* **TASK GOAL**
Reproduce every row below word for word and in the same order, leaving out the pictures.

+ + +

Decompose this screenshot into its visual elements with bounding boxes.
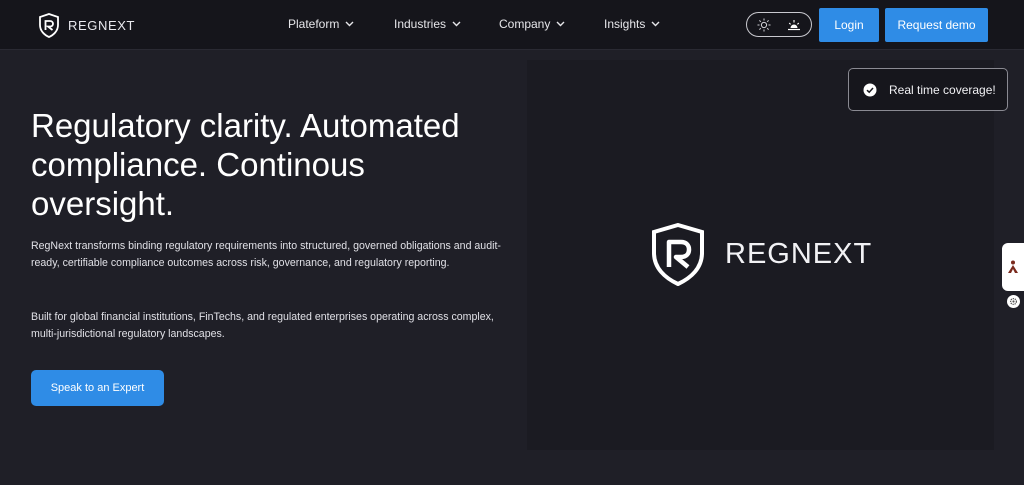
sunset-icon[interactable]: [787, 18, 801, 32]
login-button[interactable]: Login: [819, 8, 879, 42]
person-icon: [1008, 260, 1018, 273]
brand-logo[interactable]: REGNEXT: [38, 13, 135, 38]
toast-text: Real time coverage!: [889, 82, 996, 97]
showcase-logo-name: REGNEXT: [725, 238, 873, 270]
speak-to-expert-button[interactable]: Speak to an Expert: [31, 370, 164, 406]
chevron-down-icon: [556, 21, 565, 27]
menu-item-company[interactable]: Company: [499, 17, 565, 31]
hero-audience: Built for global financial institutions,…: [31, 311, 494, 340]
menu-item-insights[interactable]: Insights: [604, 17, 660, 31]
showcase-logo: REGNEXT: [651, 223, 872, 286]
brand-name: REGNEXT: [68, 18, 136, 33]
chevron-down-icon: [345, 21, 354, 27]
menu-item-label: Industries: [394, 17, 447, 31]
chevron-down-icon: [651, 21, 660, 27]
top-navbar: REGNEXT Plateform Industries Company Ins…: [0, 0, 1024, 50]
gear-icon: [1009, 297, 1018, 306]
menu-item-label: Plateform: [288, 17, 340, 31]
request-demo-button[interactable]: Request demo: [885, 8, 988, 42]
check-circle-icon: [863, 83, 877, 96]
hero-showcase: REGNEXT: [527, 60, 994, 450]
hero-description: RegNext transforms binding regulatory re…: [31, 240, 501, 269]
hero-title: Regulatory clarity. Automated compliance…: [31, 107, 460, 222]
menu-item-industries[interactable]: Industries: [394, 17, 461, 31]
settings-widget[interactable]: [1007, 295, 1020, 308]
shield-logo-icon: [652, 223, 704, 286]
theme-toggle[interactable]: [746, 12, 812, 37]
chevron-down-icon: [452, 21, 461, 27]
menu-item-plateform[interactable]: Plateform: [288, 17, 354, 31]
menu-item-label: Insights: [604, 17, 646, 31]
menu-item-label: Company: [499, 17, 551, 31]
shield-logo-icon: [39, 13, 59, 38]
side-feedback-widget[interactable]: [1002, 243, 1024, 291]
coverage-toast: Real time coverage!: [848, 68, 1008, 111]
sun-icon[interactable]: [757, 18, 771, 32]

+ + +

* **RESPONSE TO THE EXERCISE**
Decompose this screenshot into its visual elements with bounding boxes.
sunset-icon[interactable]: [787, 18, 801, 32]
login-button[interactable]: Login: [819, 8, 879, 42]
person-icon: [1008, 260, 1018, 273]
brand-logo[interactable]: REGNEXT: [38, 13, 135, 38]
toast-text: Real time coverage!: [889, 82, 996, 97]
showcase-logo-name: REGNEXT: [725, 238, 873, 270]
speak-to-expert-button[interactable]: Speak to an Expert: [31, 370, 164, 406]
chevron-down-icon: [556, 21, 565, 27]
menu-item-company[interactable]: Company: [499, 17, 565, 31]
hero-audience: Built for global financial institutions,…: [31, 311, 494, 340]
menu-item-insights[interactable]: Insights: [604, 17, 660, 31]
showcase-logo: REGNEXT: [651, 223, 872, 286]
brand-name: REGNEXT: [68, 18, 136, 33]
chevron-down-icon: [345, 21, 354, 27]
menu-item-label: Industries: [394, 17, 447, 31]
chevron-down-icon: [651, 21, 660, 27]
top-navbar: REGNEXT Plateform Industries Company Ins…: [0, 0, 1024, 50]
gear-icon: [1009, 297, 1018, 306]
menu-item-label: Plateform: [288, 17, 340, 31]
request-demo-button[interactable]: Request demo: [885, 8, 988, 42]
check-circle-icon: [863, 83, 877, 96]
hero-showcase: REGNEXT: [527, 60, 994, 450]
hero-description: RegNext transforms binding regulatory re…: [31, 240, 501, 269]
hero-title: Regulatory clarity. Automated compliance…: [31, 107, 460, 222]
menu-item-industries[interactable]: Industries: [394, 17, 461, 31]
settings-widget[interactable]: [1007, 295, 1020, 308]
shield-logo-icon: [652, 223, 704, 286]
theme-toggle[interactable]: [746, 12, 812, 37]
chevron-down-icon: [452, 21, 461, 27]
menu-item-plateform[interactable]: Plateform: [288, 17, 354, 31]
menu-item-label: Insights: [604, 17, 646, 31]
menu-item-label: Company: [499, 17, 551, 31]
shield-logo-icon: [39, 13, 59, 38]
side-feedback-widget[interactable]: [1002, 243, 1024, 291]
coverage-toast: Real time coverage!: [848, 68, 1008, 111]
sun-icon[interactable]: [757, 18, 771, 32]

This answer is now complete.